start Extracted entries

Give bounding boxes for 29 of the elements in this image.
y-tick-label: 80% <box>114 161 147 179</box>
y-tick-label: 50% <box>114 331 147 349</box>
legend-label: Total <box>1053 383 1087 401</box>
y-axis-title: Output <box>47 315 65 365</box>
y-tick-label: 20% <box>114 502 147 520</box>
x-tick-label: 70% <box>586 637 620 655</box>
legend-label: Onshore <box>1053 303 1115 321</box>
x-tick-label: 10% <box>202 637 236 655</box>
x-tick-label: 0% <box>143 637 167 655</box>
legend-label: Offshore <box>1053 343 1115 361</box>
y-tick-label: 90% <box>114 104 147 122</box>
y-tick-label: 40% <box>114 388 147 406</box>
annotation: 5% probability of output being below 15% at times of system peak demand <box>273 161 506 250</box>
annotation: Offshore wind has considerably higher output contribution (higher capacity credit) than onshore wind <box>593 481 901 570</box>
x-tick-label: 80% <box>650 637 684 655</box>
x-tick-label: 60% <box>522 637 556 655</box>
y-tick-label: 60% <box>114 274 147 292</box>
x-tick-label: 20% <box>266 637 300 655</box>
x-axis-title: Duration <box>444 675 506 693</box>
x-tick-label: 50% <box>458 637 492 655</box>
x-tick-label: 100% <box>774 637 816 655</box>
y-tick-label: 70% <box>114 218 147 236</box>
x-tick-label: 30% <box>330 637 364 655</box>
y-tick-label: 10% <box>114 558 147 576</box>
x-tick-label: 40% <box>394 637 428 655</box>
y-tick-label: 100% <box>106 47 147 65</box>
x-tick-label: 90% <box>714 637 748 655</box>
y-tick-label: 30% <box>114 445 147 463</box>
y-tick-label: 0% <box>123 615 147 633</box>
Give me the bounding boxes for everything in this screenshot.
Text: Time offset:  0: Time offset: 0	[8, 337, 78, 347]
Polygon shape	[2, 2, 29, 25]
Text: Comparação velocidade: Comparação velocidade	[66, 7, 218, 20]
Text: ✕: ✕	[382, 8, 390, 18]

end Extracted entries

Short problem: Can you reproduce every line of the items above, character for character, without changing anything?

Solution to the problem:
Give bounding boxes for 29 of the elements in this image.
y-tick-label: 80% <box>114 161 147 179</box>
y-tick-label: 50% <box>114 331 147 349</box>
legend-label: Total <box>1053 383 1087 401</box>
y-axis-title: Output <box>47 315 65 365</box>
y-tick-label: 20% <box>114 502 147 520</box>
x-tick-label: 70% <box>586 637 620 655</box>
legend-label: Onshore <box>1053 303 1115 321</box>
x-tick-label: 10% <box>202 637 236 655</box>
x-tick-label: 0% <box>143 637 167 655</box>
legend-label: Offshore <box>1053 343 1115 361</box>
y-tick-label: 90% <box>114 104 147 122</box>
y-tick-label: 40% <box>114 388 147 406</box>
annotation: 5% probability of output being below 15% at times of system peak demand <box>273 161 506 250</box>
annotation: Offshore wind has considerably higher output contribution (higher capacity credit) than onshore wind <box>593 481 901 570</box>
x-tick-label: 80% <box>650 637 684 655</box>
x-tick-label: 60% <box>522 637 556 655</box>
y-tick-label: 60% <box>114 274 147 292</box>
x-tick-label: 20% <box>266 637 300 655</box>
x-axis-title: Duration <box>444 675 506 693</box>
x-tick-label: 50% <box>458 637 492 655</box>
x-tick-label: 100% <box>774 637 816 655</box>
y-tick-label: 70% <box>114 218 147 236</box>
x-tick-label: 30% <box>330 637 364 655</box>
y-tick-label: 10% <box>114 558 147 576</box>
x-tick-label: 40% <box>394 637 428 655</box>
y-tick-label: 100% <box>106 47 147 65</box>
x-tick-label: 90% <box>714 637 748 655</box>
y-tick-label: 30% <box>114 445 147 463</box>
y-tick-label: 0% <box>123 615 147 633</box>
Give me the bounding boxes for everything in this screenshot.
Text: Time offset:  0: Time offset: 0	[8, 337, 78, 347]
Polygon shape	[2, 2, 29, 25]
Text: Comparação velocidade: Comparação velocidade	[66, 7, 218, 20]
Text: ✕: ✕	[382, 8, 390, 18]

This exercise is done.